▶ **What to do**: Write the data below out exactly as it stands. Do not include the pictures.

>>>

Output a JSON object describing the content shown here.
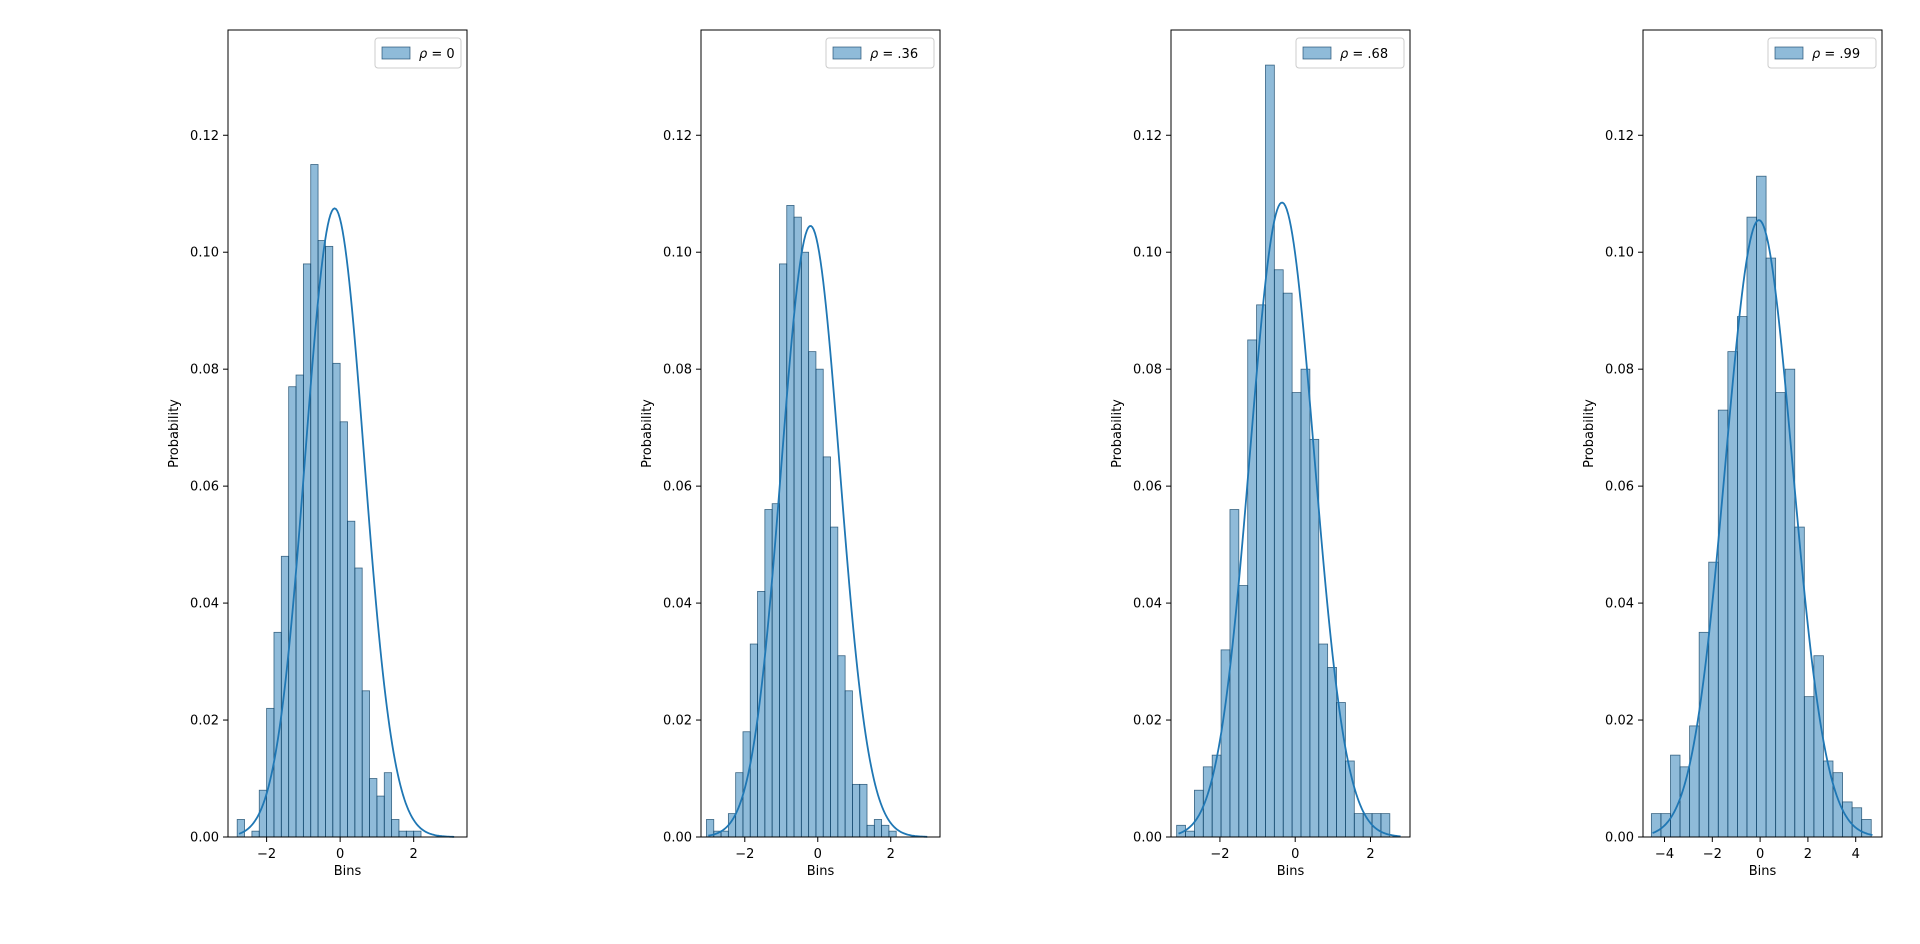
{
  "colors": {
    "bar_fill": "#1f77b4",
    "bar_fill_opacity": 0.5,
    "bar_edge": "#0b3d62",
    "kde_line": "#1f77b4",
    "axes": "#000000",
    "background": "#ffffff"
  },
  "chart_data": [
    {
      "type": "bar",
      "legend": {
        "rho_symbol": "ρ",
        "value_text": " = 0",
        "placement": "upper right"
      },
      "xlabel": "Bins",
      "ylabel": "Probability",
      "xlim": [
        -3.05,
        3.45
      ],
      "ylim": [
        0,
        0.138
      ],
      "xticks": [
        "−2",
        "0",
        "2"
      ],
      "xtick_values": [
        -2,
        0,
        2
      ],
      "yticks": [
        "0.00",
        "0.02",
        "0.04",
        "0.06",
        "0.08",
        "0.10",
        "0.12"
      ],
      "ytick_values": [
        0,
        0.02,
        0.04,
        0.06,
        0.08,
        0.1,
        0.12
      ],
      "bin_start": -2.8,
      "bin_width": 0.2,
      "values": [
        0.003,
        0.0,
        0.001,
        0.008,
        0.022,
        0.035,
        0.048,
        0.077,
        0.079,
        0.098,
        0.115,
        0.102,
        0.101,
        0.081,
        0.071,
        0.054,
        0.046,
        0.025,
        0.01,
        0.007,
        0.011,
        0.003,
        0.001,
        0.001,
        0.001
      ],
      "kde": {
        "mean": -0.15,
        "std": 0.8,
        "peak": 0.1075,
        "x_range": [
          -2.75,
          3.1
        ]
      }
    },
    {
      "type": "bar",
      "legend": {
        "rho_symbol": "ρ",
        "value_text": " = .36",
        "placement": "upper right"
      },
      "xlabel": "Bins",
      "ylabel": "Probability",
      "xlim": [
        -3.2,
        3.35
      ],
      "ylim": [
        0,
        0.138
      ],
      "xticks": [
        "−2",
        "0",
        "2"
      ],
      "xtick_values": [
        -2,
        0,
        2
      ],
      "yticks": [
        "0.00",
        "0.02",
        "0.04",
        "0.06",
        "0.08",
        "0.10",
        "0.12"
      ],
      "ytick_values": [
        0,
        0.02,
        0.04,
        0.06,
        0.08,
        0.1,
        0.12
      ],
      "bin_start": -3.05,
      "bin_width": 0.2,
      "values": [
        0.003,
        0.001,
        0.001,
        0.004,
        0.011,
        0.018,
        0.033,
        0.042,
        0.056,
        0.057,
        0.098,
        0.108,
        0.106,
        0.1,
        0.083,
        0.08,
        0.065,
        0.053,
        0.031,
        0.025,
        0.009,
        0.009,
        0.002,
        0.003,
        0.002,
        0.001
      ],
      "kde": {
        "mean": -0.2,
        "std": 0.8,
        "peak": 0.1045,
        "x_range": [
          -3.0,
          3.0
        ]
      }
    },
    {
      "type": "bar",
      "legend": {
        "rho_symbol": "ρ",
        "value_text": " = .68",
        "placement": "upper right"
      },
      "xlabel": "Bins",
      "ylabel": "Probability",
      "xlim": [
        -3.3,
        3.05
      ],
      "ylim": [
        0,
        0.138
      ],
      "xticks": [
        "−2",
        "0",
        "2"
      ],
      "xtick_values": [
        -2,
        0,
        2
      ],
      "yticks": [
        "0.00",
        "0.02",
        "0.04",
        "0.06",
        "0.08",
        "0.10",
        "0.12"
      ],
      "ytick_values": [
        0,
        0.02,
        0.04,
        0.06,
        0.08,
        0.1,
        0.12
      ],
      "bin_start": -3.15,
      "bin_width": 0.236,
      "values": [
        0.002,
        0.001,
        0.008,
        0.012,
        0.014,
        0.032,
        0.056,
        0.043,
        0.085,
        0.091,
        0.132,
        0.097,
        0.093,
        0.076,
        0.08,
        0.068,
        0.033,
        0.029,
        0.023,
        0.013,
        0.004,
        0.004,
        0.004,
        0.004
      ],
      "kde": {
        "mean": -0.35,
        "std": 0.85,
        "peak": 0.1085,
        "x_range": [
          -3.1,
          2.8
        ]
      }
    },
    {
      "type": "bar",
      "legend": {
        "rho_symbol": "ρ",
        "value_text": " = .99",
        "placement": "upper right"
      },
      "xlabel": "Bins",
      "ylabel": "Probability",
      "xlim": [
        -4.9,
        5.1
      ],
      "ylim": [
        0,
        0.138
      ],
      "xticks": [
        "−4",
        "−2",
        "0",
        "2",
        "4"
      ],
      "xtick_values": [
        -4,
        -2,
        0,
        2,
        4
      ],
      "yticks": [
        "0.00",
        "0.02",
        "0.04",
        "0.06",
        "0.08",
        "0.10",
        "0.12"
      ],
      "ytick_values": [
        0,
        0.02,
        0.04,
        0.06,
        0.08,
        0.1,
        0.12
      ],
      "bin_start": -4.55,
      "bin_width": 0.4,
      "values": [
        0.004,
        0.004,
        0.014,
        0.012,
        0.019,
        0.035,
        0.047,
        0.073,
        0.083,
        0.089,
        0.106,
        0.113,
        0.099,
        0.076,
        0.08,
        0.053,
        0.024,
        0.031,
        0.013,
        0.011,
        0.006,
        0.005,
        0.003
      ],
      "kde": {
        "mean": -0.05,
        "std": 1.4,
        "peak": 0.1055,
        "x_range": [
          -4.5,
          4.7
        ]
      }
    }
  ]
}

<<<

▶ **Written response**:
Output a JSON object describing the content shown here.
{
  "colors": {
    "bar_fill": "#1f77b4",
    "bar_fill_opacity": 0.5,
    "bar_edge": "#0b3d62",
    "kde_line": "#1f77b4",
    "axes": "#000000",
    "background": "#ffffff"
  },
  "chart_data": [
    {
      "type": "bar",
      "legend": {
        "rho_symbol": "ρ",
        "value_text": " = 0",
        "placement": "upper right"
      },
      "xlabel": "Bins",
      "ylabel": "Probability",
      "xlim": [
        -3.05,
        3.45
      ],
      "ylim": [
        0,
        0.138
      ],
      "xticks": [
        "−2",
        "0",
        "2"
      ],
      "xtick_values": [
        -2,
        0,
        2
      ],
      "yticks": [
        "0.00",
        "0.02",
        "0.04",
        "0.06",
        "0.08",
        "0.10",
        "0.12"
      ],
      "ytick_values": [
        0,
        0.02,
        0.04,
        0.06,
        0.08,
        0.1,
        0.12
      ],
      "bin_start": -2.8,
      "bin_width": 0.2,
      "values": [
        0.003,
        0.0,
        0.001,
        0.008,
        0.022,
        0.035,
        0.048,
        0.077,
        0.079,
        0.098,
        0.115,
        0.102,
        0.101,
        0.081,
        0.071,
        0.054,
        0.046,
        0.025,
        0.01,
        0.007,
        0.011,
        0.003,
        0.001,
        0.001,
        0.001
      ],
      "kde": {
        "mean": -0.15,
        "std": 0.8,
        "peak": 0.1075,
        "x_range": [
          -2.75,
          3.1
        ]
      }
    },
    {
      "type": "bar",
      "legend": {
        "rho_symbol": "ρ",
        "value_text": " = .36",
        "placement": "upper right"
      },
      "xlabel": "Bins",
      "ylabel": "Probability",
      "xlim": [
        -3.2,
        3.35
      ],
      "ylim": [
        0,
        0.138
      ],
      "xticks": [
        "−2",
        "0",
        "2"
      ],
      "xtick_values": [
        -2,
        0,
        2
      ],
      "yticks": [
        "0.00",
        "0.02",
        "0.04",
        "0.06",
        "0.08",
        "0.10",
        "0.12"
      ],
      "ytick_values": [
        0,
        0.02,
        0.04,
        0.06,
        0.08,
        0.1,
        0.12
      ],
      "bin_start": -3.05,
      "bin_width": 0.2,
      "values": [
        0.003,
        0.001,
        0.001,
        0.004,
        0.011,
        0.018,
        0.033,
        0.042,
        0.056,
        0.057,
        0.098,
        0.108,
        0.106,
        0.1,
        0.083,
        0.08,
        0.065,
        0.053,
        0.031,
        0.025,
        0.009,
        0.009,
        0.002,
        0.003,
        0.002,
        0.001
      ],
      "kde": {
        "mean": -0.2,
        "std": 0.8,
        "peak": 0.1045,
        "x_range": [
          -3.0,
          3.0
        ]
      }
    },
    {
      "type": "bar",
      "legend": {
        "rho_symbol": "ρ",
        "value_text": " = .68",
        "placement": "upper right"
      },
      "xlabel": "Bins",
      "ylabel": "Probability",
      "xlim": [
        -3.3,
        3.05
      ],
      "ylim": [
        0,
        0.138
      ],
      "xticks": [
        "−2",
        "0",
        "2"
      ],
      "xtick_values": [
        -2,
        0,
        2
      ],
      "yticks": [
        "0.00",
        "0.02",
        "0.04",
        "0.06",
        "0.08",
        "0.10",
        "0.12"
      ],
      "ytick_values": [
        0,
        0.02,
        0.04,
        0.06,
        0.08,
        0.1,
        0.12
      ],
      "bin_start": -3.15,
      "bin_width": 0.236,
      "values": [
        0.002,
        0.001,
        0.008,
        0.012,
        0.014,
        0.032,
        0.056,
        0.043,
        0.085,
        0.091,
        0.132,
        0.097,
        0.093,
        0.076,
        0.08,
        0.068,
        0.033,
        0.029,
        0.023,
        0.013,
        0.004,
        0.004,
        0.004,
        0.004
      ],
      "kde": {
        "mean": -0.35,
        "std": 0.85,
        "peak": 0.1085,
        "x_range": [
          -3.1,
          2.8
        ]
      }
    },
    {
      "type": "bar",
      "legend": {
        "rho_symbol": "ρ",
        "value_text": " = .99",
        "placement": "upper right"
      },
      "xlabel": "Bins",
      "ylabel": "Probability",
      "xlim": [
        -4.9,
        5.1
      ],
      "ylim": [
        0,
        0.138
      ],
      "xticks": [
        "−4",
        "−2",
        "0",
        "2",
        "4"
      ],
      "xtick_values": [
        -4,
        -2,
        0,
        2,
        4
      ],
      "yticks": [
        "0.00",
        "0.02",
        "0.04",
        "0.06",
        "0.08",
        "0.10",
        "0.12"
      ],
      "ytick_values": [
        0,
        0.02,
        0.04,
        0.06,
        0.08,
        0.1,
        0.12
      ],
      "bin_start": -4.55,
      "bin_width": 0.4,
      "values": [
        0.004,
        0.004,
        0.014,
        0.012,
        0.019,
        0.035,
        0.047,
        0.073,
        0.083,
        0.089,
        0.106,
        0.113,
        0.099,
        0.076,
        0.08,
        0.053,
        0.024,
        0.031,
        0.013,
        0.011,
        0.006,
        0.005,
        0.003
      ],
      "kde": {
        "mean": -0.05,
        "std": 1.4,
        "peak": 0.1055,
        "x_range": [
          -4.5,
          4.7
        ]
      }
    }
  ]
}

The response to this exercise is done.